Repeat, exactly and alone, every line from the line that contains "Transcribe the text in this document." to the end of the entries.

BEGIN Available data

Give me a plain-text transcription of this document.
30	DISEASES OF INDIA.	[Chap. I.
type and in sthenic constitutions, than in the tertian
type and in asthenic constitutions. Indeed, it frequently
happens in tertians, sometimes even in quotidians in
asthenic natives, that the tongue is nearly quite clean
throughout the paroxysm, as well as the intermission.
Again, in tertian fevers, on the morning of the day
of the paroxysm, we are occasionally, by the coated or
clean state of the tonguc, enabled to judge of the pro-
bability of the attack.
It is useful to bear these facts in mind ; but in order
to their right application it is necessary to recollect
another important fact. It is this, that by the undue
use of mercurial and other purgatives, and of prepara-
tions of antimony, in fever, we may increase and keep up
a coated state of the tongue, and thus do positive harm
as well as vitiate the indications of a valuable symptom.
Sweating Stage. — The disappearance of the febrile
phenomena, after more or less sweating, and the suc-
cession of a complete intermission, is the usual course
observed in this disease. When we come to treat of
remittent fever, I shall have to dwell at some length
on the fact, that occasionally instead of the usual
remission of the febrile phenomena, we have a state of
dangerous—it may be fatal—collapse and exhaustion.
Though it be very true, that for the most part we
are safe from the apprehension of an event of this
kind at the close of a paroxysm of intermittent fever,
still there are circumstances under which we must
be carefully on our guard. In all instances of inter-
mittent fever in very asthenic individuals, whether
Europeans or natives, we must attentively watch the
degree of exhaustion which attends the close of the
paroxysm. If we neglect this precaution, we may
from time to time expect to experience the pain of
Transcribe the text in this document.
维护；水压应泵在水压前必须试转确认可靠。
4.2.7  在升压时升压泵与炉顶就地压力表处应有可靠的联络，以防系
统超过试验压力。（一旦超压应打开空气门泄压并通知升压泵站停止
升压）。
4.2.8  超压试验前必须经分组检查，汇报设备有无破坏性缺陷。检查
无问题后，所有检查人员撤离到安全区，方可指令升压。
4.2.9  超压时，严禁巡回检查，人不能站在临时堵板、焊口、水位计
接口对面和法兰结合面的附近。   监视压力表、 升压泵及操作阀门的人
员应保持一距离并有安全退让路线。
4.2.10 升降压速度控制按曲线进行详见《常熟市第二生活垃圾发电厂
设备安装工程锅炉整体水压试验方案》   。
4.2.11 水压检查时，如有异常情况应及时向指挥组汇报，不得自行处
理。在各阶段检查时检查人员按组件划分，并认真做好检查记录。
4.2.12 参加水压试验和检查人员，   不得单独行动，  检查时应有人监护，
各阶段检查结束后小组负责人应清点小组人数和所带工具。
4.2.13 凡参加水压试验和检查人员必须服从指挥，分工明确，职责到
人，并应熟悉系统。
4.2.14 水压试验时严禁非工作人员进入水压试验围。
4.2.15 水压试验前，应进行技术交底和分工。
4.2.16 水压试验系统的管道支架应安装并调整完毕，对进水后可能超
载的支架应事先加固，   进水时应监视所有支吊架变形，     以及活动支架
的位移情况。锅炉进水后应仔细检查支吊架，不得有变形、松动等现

END Available data

Full output:
Transcribe the text in this document.
维护；水压应泵在水压前必须试转确认可靠。
4.2.7  在升压时升压泵与炉顶就地压力表处应有可靠的联络，以防系
统超过试验压力。（一旦超压应打开空气门泄压并通知升压泵站停止
升压）。
4.2.8  超压试验前必须经分组检查，汇报设备有无破坏性缺陷。检查
无问题后，所有检查人员撤离到安全区，方可指令升压。
4.2.9  超压时，严禁巡回检查，人不能站在临时堵板、焊口、水位计
接口对面和法兰结合面的附近。   监视压力表、 升压泵及操作阀门的人
员应保持一距离并有安全退让路线。
4.2.10 升降压速度控制按曲线进行详见《常熟市第二生活垃圾发电厂
设备安装工程锅炉整体水压试验方案》   。
4.2.11 水压检查时，如有异常情况应及时向指挥组汇报，不得自行处
理。在各阶段检查时检查人员按组件划分，并认真做好检查记录。
4.2.12 参加水压试验和检查人员，   不得单独行动，  检查时应有人监护，
各阶段检查结束后小组负责人应清点小组人数和所带工具。
4.2.13 凡参加水压试验和检查人员必须服从指挥，分工明确，职责到
人，并应熟悉系统。
4.2.14 水压试验时严禁非工作人员进入水压试验围。
4.2.15 水压试验前，应进行技术交底和分工。
4.2.16 水压试验系统的管道支架应安装并调整完毕，对进水后可能超
载的支架应事先加固，   进水时应监视所有支吊架变形，     以及活动支架
的位移情况。锅炉进水后应仔细检查支吊架，不得有变形、松动等现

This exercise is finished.